- [Task to complete] Every record should be repeated exactly, except that pictures are left out.

- [Records for the exercise]

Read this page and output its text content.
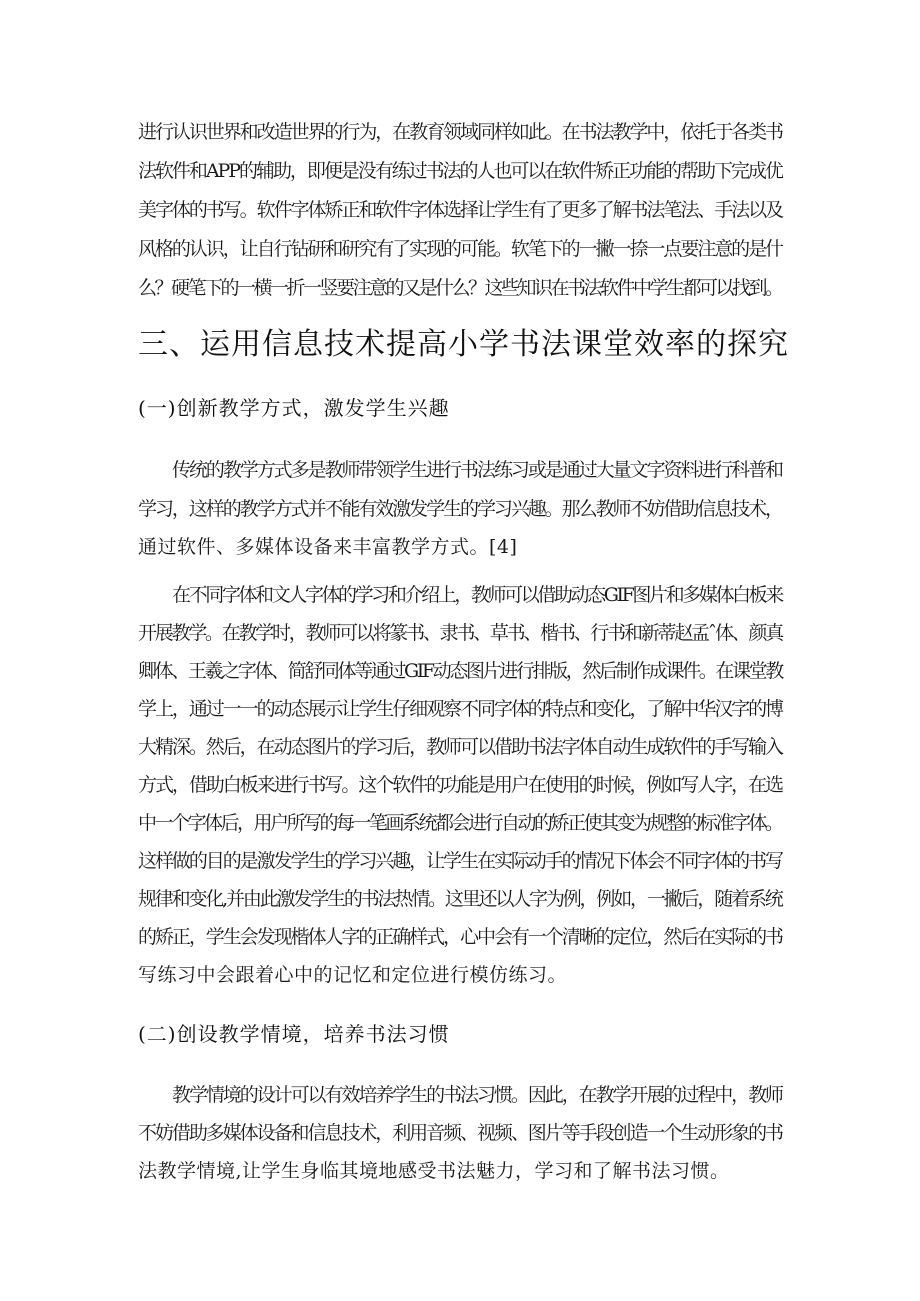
进行认识世界和改造世界的行为，在教育领域同样如此。在书法教学中，依托于各类书
法软件和APP的辅助，即便是没有练过书法的人也可以在软件矫正功能的帮助下完成优
美字体的书写。软件字体矫正和软件字体选择让学生有了更多了解书法笔法、手法以及
风格的认识，让自行钻研和研究有了实现的可能。软笔下的一撇一捺一点要注意的是什
么？硬笔下的一横一折一竖要注意的又是什么？这些知识在书法软件中学生都可以找到。
三、运用信息技术提高小学书法课堂效率的探究
(一)创新教学方式，激发学生兴趣
传统的教学方式多是教师带领学生进行书法练习或是通过大量文字资料进行科普和
学习，这样的教学方式并不能有效激发学生的学习兴趣。那么教师不妨借助信息技术，
通过软件、多媒体设备来丰富教学方式。[4]
在不同字体和文人字体的学习和介绍上，教师可以借助动态GIF图片和多媒体白板来
开展教学。在教学时，教师可以将篆书、隶书、草书、楷书、行书和新蒂赵孟ˆ体、颜真
卿体、王羲之字体、简舒同体等通过GIF动态图片进行排版，然后制作成课件。在课堂教
学上，通过一一的动态展示让学生仔细观察不同字体的特点和变化，了解中华汉字的博
大精深。然后，在动态图片的学习后，教师可以借助书法字体自动生成软件的手写输入
方式，借助白板来进行书写。这个软件的功能是用户在使用的时候，例如写人字，在选
中一个字体后，用户所写的每一笔画系统都会进行自动的矫正使其变为规整的标准字体。
这样做的目的是激发学生的学习兴趣，让学生在实际动手的情况下体会不同字体的书写
规律和变化,并由此激发学生的书法热情。这里还以人字为例，例如，一撇后，随着系统
的矫正，学生会发现楷体人字的正确样式，心中会有一个清晰的定位，然后在实际的书
写练习中会跟着心中的记忆和定位进行模仿练习。
(二)创设教学情境，培养书法习惯
教学情境的设计可以有效培养学生的书法习惯。因此，在教学开展的过程中，教师
不妨借助多媒体设备和信息技术，利用音频、视频、图片等手段创造一个生动形象的书
法教学情境,让学生身临其境地感受书法魅力，学习和了解书法习惯。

- [Response to this exercise]
Read this page and output its text content.
进行认识世界和改造世界的行为，在教育领域同样如此。在书法教学中，依托于各类书
法软件和APP的辅助，即便是没有练过书法的人也可以在软件矫正功能的帮助下完成优
美字体的书写。软件字体矫正和软件字体选择让学生有了更多了解书法笔法、手法以及
风格的认识，让自行钻研和研究有了实现的可能。软笔下的一撇一捺一点要注意的是什
么？硬笔下的一横一折一竖要注意的又是什么？这些知识在书法软件中学生都可以找到。
三、运用信息技术提高小学书法课堂效率的探究
(一)创新教学方式，激发学生兴趣
传统的教学方式多是教师带领学生进行书法练习或是通过大量文字资料进行科普和
学习，这样的教学方式并不能有效激发学生的学习兴趣。那么教师不妨借助信息技术，
通过软件、多媒体设备来丰富教学方式。[4]
在不同字体和文人字体的学习和介绍上，教师可以借助动态GIF图片和多媒体白板来
开展教学。在教学时，教师可以将篆书、隶书、草书、楷书、行书和新蒂赵孟ˆ体、颜真
卿体、王羲之字体、简舒同体等通过GIF动态图片进行排版，然后制作成课件。在课堂教
学上，通过一一的动态展示让学生仔细观察不同字体的特点和变化，了解中华汉字的博
大精深。然后，在动态图片的学习后，教师可以借助书法字体自动生成软件的手写输入
方式，借助白板来进行书写。这个软件的功能是用户在使用的时候，例如写人字，在选
中一个字体后，用户所写的每一笔画系统都会进行自动的矫正使其变为规整的标准字体。
这样做的目的是激发学生的学习兴趣，让学生在实际动手的情况下体会不同字体的书写
规律和变化,并由此激发学生的书法热情。这里还以人字为例，例如，一撇后，随着系统
的矫正，学生会发现楷体人字的正确样式，心中会有一个清晰的定位，然后在实际的书
写练习中会跟着心中的记忆和定位进行模仿练习。
(二)创设教学情境，培养书法习惯
教学情境的设计可以有效培养学生的书法习惯。因此，在教学开展的过程中，教师
不妨借助多媒体设备和信息技术，利用音频、视频、图片等手段创造一个生动形象的书
法教学情境,让学生身临其境地感受书法魅力，学习和了解书法习惯。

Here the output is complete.